### INSTRUCTIONS TO FOLLOW
Copy out all of the data below with no alterations.

** start of RECORD SET **

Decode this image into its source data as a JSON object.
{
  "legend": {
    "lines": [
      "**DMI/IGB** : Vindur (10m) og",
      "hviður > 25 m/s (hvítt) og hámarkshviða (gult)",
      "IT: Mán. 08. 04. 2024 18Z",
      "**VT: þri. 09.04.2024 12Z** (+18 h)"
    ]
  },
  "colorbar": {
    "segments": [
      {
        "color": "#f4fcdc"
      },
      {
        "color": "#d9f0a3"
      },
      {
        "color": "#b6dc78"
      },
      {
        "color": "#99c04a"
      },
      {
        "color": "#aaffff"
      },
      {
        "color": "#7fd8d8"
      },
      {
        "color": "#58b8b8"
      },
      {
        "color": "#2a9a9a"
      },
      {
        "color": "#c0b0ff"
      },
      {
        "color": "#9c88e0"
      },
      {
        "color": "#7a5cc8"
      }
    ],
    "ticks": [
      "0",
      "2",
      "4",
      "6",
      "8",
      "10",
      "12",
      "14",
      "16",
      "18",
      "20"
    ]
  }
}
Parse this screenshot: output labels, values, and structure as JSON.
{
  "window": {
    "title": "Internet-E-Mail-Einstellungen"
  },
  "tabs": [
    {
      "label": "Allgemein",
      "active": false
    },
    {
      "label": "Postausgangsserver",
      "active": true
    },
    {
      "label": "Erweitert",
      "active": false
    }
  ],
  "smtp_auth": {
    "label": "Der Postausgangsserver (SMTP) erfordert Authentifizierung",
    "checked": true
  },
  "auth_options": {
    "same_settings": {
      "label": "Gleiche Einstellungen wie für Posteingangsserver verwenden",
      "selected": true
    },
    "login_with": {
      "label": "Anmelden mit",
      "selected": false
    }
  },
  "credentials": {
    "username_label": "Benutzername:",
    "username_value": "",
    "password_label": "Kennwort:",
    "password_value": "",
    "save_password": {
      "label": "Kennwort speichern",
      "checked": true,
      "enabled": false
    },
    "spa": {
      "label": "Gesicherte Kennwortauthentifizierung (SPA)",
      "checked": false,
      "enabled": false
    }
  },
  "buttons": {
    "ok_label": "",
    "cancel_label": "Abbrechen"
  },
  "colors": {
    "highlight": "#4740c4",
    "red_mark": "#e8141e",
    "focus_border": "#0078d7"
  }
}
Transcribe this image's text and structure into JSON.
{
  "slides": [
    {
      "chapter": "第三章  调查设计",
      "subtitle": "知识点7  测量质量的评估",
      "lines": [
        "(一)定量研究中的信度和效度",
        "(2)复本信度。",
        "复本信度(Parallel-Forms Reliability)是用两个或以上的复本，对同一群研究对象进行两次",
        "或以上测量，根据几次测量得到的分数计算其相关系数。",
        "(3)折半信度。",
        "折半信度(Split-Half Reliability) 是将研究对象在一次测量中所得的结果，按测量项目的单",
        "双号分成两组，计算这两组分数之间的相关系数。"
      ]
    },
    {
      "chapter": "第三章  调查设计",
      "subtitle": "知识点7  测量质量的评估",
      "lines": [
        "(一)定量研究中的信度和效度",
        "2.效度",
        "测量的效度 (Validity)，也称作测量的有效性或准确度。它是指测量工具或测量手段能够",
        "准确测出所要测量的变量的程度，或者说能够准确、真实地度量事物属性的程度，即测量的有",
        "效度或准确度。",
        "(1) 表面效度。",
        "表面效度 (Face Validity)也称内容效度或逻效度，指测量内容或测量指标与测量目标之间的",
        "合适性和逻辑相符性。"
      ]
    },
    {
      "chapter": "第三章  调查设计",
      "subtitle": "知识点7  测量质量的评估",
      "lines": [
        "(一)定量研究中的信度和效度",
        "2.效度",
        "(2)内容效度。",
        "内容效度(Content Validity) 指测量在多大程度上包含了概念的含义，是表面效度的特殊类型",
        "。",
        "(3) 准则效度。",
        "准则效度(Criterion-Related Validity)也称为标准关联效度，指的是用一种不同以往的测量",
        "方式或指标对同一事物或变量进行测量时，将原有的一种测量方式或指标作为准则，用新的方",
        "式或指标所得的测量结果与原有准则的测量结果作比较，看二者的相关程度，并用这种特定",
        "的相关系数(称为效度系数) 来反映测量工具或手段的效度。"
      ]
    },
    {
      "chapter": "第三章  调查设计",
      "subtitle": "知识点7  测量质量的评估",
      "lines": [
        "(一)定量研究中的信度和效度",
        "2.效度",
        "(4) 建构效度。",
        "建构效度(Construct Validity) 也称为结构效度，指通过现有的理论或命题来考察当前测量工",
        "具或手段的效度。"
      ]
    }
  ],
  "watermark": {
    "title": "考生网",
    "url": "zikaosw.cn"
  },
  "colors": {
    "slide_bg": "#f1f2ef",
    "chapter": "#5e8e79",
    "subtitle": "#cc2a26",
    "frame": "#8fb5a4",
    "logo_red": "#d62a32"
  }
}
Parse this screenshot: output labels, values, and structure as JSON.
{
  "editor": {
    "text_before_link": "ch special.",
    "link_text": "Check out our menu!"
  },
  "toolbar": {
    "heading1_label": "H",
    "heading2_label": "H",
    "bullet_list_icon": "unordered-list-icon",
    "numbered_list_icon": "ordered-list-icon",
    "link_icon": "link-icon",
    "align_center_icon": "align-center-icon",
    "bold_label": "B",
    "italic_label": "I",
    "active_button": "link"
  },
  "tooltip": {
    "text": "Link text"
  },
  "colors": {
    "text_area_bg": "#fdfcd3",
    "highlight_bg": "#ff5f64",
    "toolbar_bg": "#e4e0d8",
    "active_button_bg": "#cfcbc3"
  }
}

** end of RECORD SET **

### CORRECT ANSWER
Decode this image into its source data as a JSON object.
{
  "legend": {
    "lines": [
      "**DMI/IGB** : Vindur (10m) og",
      "hviður > 25 m/s (hvítt) og hámarkshviða (gult)",
      "IT: Mán. 08. 04. 2024 18Z",
      "**VT: þri. 09.04.2024 12Z** (+18 h)"
    ]
  },
  "colorbar": {
    "segments": [
      {
        "color": "#f4fcdc"
      },
      {
        "color": "#d9f0a3"
      },
      {
        "color": "#b6dc78"
      },
      {
        "color": "#99c04a"
      },
      {
        "color": "#aaffff"
      },
      {
        "color": "#7fd8d8"
      },
      {
        "color": "#58b8b8"
      },
      {
        "color": "#2a9a9a"
      },
      {
        "color": "#c0b0ff"
      },
      {
        "color": "#9c88e0"
      },
      {
        "color": "#7a5cc8"
      }
    ],
    "ticks": [
      "0",
      "2",
      "4",
      "6",
      "8",
      "10",
      "12",
      "14",
      "16",
      "18",
      "20"
    ]
  }
}
Parse this screenshot: output labels, values, and structure as JSON.
{
  "window": {
    "title": "Internet-E-Mail-Einstellungen"
  },
  "tabs": [
    {
      "label": "Allgemein",
      "active": false
    },
    {
      "label": "Postausgangsserver",
      "active": true
    },
    {
      "label": "Erweitert",
      "active": false
    }
  ],
  "smtp_auth": {
    "label": "Der Postausgangsserver (SMTP) erfordert Authentifizierung",
    "checked": true
  },
  "auth_options": {
    "same_settings": {
      "label": "Gleiche Einstellungen wie für Posteingangsserver verwenden",
      "selected": true
    },
    "login_with": {
      "label": "Anmelden mit",
      "selected": false
    }
  },
  "credentials": {
    "username_label": "Benutzername:",
    "username_value": "",
    "password_label": "Kennwort:",
    "password_value": "",
    "save_password": {
      "label": "Kennwort speichern",
      "checked": true,
      "enabled": false
    },
    "spa": {
      "label": "Gesicherte Kennwortauthentifizierung (SPA)",
      "checked": false,
      "enabled": false
    }
  },
  "buttons": {
    "ok_label": "",
    "cancel_label": "Abbrechen"
  },
  "colors": {
    "highlight": "#4740c4",
    "red_mark": "#e8141e",
    "focus_border": "#0078d7"
  }
}
Transcribe this image's text and structure into JSON.
{
  "slides": [
    {
      "chapter": "第三章  调查设计",
      "subtitle": "知识点7  测量质量的评估",
      "lines": [
        "(一)定量研究中的信度和效度",
        "(2)复本信度。",
        "复本信度(Parallel-Forms Reliability)是用两个或以上的复本，对同一群研究对象进行两次",
        "或以上测量，根据几次测量得到的分数计算其相关系数。",
        "(3)折半信度。",
        "折半信度(Split-Half Reliability) 是将研究对象在一次测量中所得的结果，按测量项目的单",
        "双号分成两组，计算这两组分数之间的相关系数。"
      ]
    },
    {
      "chapter": "第三章  调查设计",
      "subtitle": "知识点7  测量质量的评估",
      "lines": [
        "(一)定量研究中的信度和效度",
        "2.效度",
        "测量的效度 (Validity)，也称作测量的有效性或准确度。它是指测量工具或测量手段能够",
        "准确测出所要测量的变量的程度，或者说能够准确、真实地度量事物属性的程度，即测量的有",
        "效度或准确度。",
        "(1) 表面效度。",
        "表面效度 (Face Validity)也称内容效度或逻效度，指测量内容或测量指标与测量目标之间的",
        "合适性和逻辑相符性。"
      ]
    },
    {
      "chapter": "第三章  调查设计",
      "subtitle": "知识点7  测量质量的评估",
      "lines": [
        "(一)定量研究中的信度和效度",
        "2.效度",
        "(2)内容效度。",
        "内容效度(Content Validity) 指测量在多大程度上包含了概念的含义，是表面效度的特殊类型",
        "。",
        "(3) 准则效度。",
        "准则效度(Criterion-Related Validity)也称为标准关联效度，指的是用一种不同以往的测量",
        "方式或指标对同一事物或变量进行测量时，将原有的一种测量方式或指标作为准则，用新的方",
        "式或指标所得的测量结果与原有准则的测量结果作比较，看二者的相关程度，并用这种特定",
        "的相关系数(称为效度系数) 来反映测量工具或手段的效度。"
      ]
    },
    {
      "chapter": "第三章  调查设计",
      "subtitle": "知识点7  测量质量的评估",
      "lines": [
        "(一)定量研究中的信度和效度",
        "2.效度",
        "(4) 建构效度。",
        "建构效度(Construct Validity) 也称为结构效度，指通过现有的理论或命题来考察当前测量工",
        "具或手段的效度。"
      ]
    }
  ],
  "watermark": {
    "title": "考生网",
    "url": "zikaosw.cn"
  },
  "colors": {
    "slide_bg": "#f1f2ef",
    "chapter": "#5e8e79",
    "subtitle": "#cc2a26",
    "frame": "#8fb5a4",
    "logo_red": "#d62a32"
  }
}
Parse this screenshot: output labels, values, and structure as JSON.
{
  "editor": {
    "text_before_link": "ch special.",
    "link_text": "Check out our menu!"
  },
  "toolbar": {
    "heading1_label": "H",
    "heading2_label": "H",
    "bullet_list_icon": "unordered-list-icon",
    "numbered_list_icon": "ordered-list-icon",
    "link_icon": "link-icon",
    "align_center_icon": "align-center-icon",
    "bold_label": "B",
    "italic_label": "I",
    "active_button": "link"
  },
  "tooltip": {
    "text": "Link text"
  },
  "colors": {
    "text_area_bg": "#fdfcd3",
    "highlight_bg": "#ff5f64",
    "toolbar_bg": "#e4e0d8",
    "active_button_bg": "#cfcbc3"
  }
}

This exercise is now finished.